Given task: Look for "Computer" in the listing below. Gather each line that contains it.

Information supplied:
● ● ● ● ● ● ●

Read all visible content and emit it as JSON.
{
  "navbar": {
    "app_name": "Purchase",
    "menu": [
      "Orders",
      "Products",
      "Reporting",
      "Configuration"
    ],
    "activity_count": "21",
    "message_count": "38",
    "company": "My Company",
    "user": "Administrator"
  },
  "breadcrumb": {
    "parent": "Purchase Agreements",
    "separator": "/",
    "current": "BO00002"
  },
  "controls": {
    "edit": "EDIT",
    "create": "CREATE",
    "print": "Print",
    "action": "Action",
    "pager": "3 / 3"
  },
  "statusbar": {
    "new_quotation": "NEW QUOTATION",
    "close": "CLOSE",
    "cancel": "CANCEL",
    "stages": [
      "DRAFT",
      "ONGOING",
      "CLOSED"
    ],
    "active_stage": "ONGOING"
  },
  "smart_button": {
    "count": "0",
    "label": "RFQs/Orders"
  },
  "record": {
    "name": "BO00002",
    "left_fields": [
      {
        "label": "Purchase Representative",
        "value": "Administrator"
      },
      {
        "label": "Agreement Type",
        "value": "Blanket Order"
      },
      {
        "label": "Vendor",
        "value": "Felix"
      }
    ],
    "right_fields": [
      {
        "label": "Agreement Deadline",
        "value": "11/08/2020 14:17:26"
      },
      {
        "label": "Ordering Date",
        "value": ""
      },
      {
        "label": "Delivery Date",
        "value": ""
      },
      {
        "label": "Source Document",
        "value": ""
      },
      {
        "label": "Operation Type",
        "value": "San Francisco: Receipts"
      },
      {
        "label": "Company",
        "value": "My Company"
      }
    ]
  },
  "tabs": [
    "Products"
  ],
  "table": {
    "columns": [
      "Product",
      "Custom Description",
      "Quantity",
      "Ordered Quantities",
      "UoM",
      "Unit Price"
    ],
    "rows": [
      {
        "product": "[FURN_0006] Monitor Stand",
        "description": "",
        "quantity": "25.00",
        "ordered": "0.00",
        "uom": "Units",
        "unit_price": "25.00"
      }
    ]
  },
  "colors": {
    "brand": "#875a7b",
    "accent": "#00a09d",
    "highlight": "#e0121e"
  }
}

● ● ● ● ● ● ●

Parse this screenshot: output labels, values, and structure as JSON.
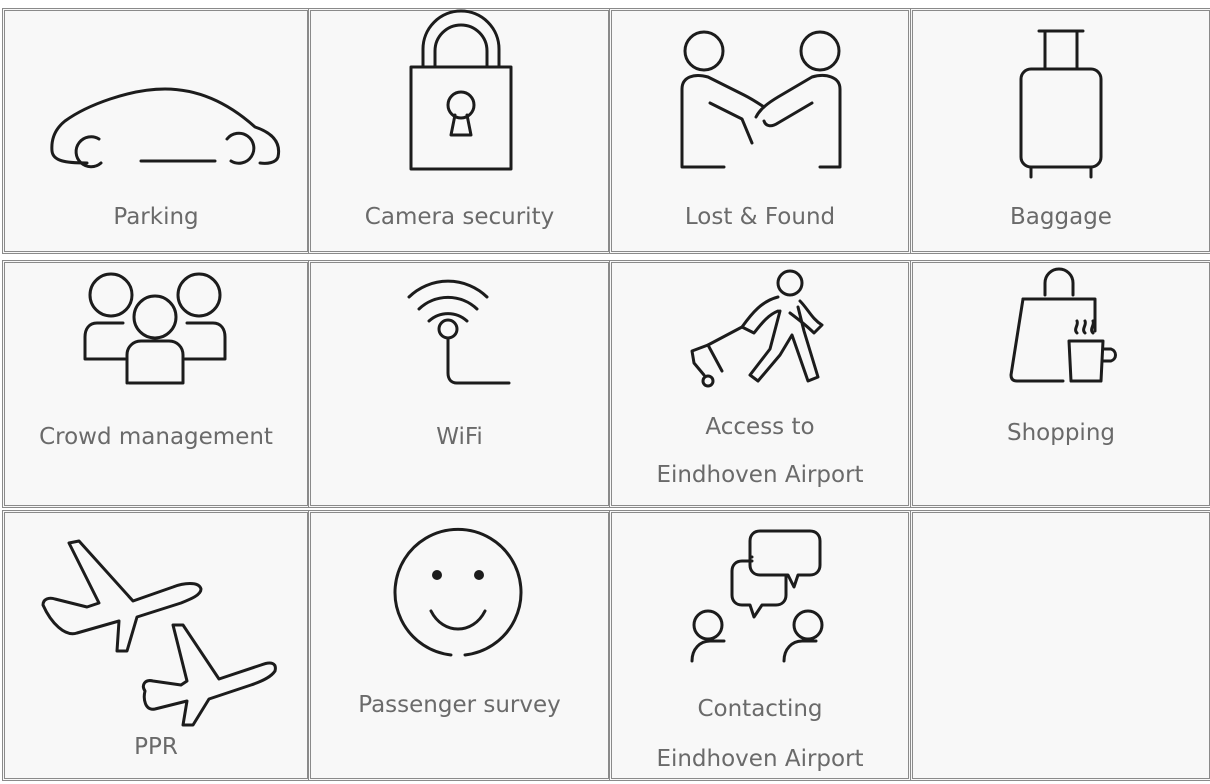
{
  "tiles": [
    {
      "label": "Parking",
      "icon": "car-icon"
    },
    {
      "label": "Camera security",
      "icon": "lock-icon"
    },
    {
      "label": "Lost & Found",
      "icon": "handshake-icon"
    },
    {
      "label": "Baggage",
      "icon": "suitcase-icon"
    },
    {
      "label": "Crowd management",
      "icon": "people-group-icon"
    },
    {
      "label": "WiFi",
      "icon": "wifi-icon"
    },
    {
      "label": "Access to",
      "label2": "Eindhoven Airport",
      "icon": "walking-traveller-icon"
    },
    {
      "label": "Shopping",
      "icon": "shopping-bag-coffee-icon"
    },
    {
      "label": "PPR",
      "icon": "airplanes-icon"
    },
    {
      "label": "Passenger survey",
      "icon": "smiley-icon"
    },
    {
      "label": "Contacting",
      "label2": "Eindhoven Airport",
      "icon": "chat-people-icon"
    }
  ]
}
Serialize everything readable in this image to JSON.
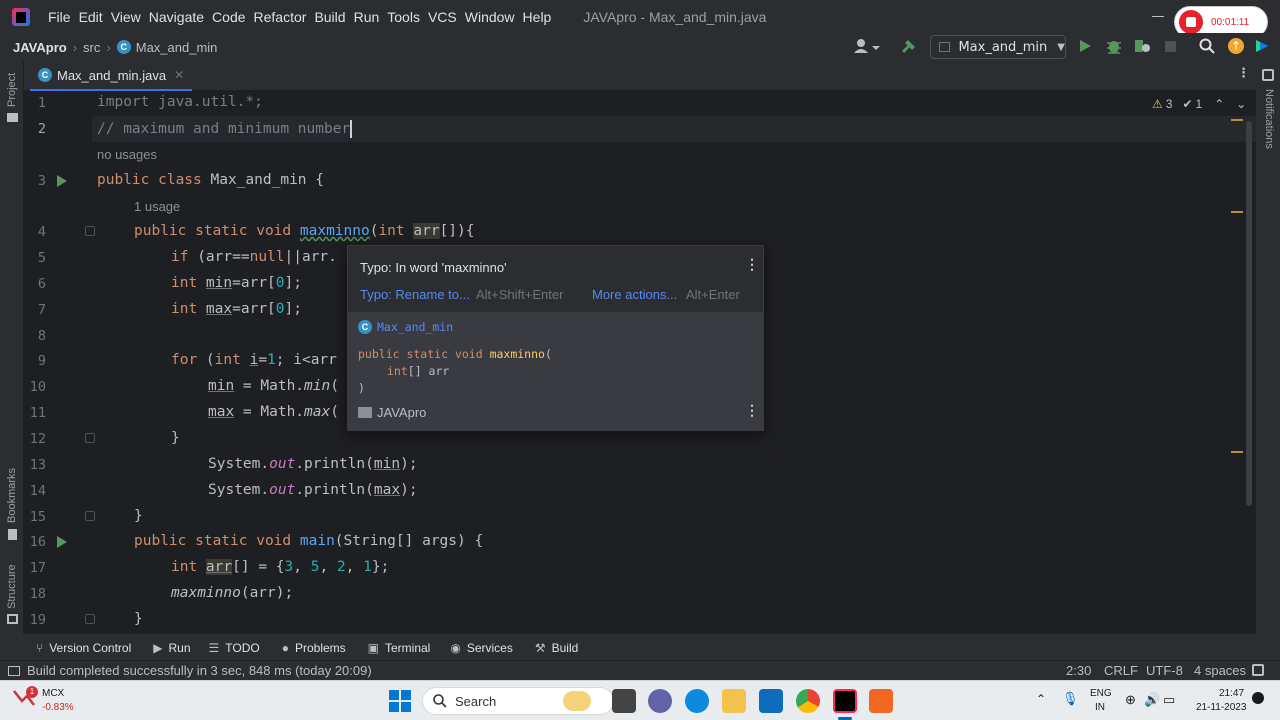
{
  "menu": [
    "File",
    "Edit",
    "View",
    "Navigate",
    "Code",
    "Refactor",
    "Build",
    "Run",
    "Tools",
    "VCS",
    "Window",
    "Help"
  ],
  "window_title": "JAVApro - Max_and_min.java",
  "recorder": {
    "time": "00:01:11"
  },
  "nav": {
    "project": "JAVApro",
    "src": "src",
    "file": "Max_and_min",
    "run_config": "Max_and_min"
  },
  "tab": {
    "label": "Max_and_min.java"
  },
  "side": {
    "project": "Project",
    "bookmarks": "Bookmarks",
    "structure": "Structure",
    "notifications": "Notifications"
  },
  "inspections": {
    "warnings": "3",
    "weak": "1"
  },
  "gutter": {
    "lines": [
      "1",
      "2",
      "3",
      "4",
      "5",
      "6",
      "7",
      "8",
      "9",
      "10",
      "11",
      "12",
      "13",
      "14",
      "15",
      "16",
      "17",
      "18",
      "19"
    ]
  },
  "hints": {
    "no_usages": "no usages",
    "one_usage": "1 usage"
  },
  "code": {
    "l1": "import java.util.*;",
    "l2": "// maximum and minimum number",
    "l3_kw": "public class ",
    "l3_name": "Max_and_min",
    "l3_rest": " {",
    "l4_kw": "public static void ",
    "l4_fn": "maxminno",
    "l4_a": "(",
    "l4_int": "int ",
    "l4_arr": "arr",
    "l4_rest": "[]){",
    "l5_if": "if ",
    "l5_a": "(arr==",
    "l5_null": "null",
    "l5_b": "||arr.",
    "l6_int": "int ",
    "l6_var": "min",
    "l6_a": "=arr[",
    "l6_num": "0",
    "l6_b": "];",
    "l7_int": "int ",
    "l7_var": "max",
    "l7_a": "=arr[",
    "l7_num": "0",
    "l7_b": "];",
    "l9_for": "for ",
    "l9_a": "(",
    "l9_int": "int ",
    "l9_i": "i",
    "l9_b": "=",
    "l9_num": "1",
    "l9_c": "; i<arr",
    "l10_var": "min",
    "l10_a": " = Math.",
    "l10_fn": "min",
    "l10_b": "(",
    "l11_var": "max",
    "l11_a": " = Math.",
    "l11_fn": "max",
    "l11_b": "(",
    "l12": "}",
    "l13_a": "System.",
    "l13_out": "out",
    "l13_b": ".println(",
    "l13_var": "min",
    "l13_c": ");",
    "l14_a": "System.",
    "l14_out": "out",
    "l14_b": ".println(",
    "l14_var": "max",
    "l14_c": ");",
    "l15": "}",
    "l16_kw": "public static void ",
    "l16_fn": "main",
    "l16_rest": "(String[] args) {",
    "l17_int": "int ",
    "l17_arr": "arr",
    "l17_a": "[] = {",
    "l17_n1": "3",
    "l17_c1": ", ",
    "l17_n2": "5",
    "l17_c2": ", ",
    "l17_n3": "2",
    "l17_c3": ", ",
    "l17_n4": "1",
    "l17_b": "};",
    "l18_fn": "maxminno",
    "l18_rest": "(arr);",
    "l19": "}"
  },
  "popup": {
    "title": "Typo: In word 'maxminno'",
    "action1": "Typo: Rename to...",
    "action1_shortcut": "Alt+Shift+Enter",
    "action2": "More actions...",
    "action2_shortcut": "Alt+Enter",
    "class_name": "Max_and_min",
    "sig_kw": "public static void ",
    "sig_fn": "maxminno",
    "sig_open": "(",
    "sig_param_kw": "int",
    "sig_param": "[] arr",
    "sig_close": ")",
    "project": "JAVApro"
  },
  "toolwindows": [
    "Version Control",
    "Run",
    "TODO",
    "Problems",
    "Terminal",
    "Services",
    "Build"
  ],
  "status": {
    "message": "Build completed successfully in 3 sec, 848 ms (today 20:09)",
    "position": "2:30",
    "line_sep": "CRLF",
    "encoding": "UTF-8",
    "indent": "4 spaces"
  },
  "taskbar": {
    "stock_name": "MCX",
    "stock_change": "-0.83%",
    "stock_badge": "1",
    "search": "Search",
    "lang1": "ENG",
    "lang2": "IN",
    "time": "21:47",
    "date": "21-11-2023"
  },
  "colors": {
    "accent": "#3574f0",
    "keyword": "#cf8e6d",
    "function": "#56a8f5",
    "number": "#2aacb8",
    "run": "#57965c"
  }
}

● ● ● ● ● ● ●

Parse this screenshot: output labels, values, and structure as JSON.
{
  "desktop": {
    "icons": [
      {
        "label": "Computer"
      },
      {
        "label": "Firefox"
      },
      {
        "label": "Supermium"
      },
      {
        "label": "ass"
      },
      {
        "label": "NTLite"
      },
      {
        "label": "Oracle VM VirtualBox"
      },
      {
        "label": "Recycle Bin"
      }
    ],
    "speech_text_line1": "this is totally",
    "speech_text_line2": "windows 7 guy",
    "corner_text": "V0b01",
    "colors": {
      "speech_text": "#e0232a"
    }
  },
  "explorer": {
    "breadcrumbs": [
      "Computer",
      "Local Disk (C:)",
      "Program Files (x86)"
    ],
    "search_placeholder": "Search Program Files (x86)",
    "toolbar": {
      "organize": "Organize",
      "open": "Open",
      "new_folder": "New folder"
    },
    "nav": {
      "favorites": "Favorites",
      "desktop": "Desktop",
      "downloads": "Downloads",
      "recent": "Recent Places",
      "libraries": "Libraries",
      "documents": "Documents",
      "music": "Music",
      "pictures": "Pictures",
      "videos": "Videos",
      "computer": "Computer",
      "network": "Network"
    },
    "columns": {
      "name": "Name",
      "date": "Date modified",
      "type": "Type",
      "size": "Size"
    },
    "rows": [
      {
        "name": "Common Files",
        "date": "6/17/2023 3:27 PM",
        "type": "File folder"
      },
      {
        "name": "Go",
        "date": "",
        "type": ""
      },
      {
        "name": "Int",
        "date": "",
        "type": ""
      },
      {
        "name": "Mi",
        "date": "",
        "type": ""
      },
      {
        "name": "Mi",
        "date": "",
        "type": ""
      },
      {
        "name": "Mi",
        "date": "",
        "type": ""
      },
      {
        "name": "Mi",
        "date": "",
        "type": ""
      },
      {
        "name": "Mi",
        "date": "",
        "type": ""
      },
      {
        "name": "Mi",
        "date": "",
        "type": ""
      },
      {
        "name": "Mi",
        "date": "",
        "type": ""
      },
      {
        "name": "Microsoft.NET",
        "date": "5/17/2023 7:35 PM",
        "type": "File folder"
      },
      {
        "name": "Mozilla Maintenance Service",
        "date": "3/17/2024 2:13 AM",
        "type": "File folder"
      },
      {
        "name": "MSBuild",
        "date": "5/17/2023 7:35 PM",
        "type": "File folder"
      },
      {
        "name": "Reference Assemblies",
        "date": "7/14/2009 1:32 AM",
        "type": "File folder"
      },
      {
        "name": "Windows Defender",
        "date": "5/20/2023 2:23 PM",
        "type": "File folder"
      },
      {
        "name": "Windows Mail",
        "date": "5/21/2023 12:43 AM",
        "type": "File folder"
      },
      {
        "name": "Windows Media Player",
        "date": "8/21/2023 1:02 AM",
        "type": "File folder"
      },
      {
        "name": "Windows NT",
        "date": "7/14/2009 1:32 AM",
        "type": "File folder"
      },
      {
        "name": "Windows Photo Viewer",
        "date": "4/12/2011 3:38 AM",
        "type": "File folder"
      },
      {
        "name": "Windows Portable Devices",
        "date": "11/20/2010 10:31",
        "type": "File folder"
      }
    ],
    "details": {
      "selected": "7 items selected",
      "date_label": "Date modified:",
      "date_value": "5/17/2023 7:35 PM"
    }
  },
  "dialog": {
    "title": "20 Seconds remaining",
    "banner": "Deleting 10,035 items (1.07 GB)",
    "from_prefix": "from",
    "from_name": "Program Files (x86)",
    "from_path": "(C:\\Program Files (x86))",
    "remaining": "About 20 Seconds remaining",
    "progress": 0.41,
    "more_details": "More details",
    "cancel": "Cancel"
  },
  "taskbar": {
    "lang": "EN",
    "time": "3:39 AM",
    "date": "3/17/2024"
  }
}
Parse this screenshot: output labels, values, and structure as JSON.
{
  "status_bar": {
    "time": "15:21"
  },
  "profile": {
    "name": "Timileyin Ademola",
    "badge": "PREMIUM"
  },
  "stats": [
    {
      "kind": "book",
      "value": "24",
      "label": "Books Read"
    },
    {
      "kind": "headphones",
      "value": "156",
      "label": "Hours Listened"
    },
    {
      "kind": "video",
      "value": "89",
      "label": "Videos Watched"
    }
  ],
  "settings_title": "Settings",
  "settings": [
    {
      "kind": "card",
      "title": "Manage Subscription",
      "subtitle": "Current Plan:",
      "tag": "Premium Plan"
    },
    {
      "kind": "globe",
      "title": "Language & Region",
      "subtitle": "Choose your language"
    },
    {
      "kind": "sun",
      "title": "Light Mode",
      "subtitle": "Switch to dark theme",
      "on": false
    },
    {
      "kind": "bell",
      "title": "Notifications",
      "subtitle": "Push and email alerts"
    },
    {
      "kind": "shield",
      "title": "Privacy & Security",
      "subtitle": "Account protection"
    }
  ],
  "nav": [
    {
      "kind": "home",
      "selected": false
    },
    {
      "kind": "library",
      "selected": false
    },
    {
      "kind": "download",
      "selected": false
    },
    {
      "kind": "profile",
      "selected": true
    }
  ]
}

● ● ● ● ● ● ●

The completed task:
        "label": "Computer"
      "Computer",
      "computer": "Computer",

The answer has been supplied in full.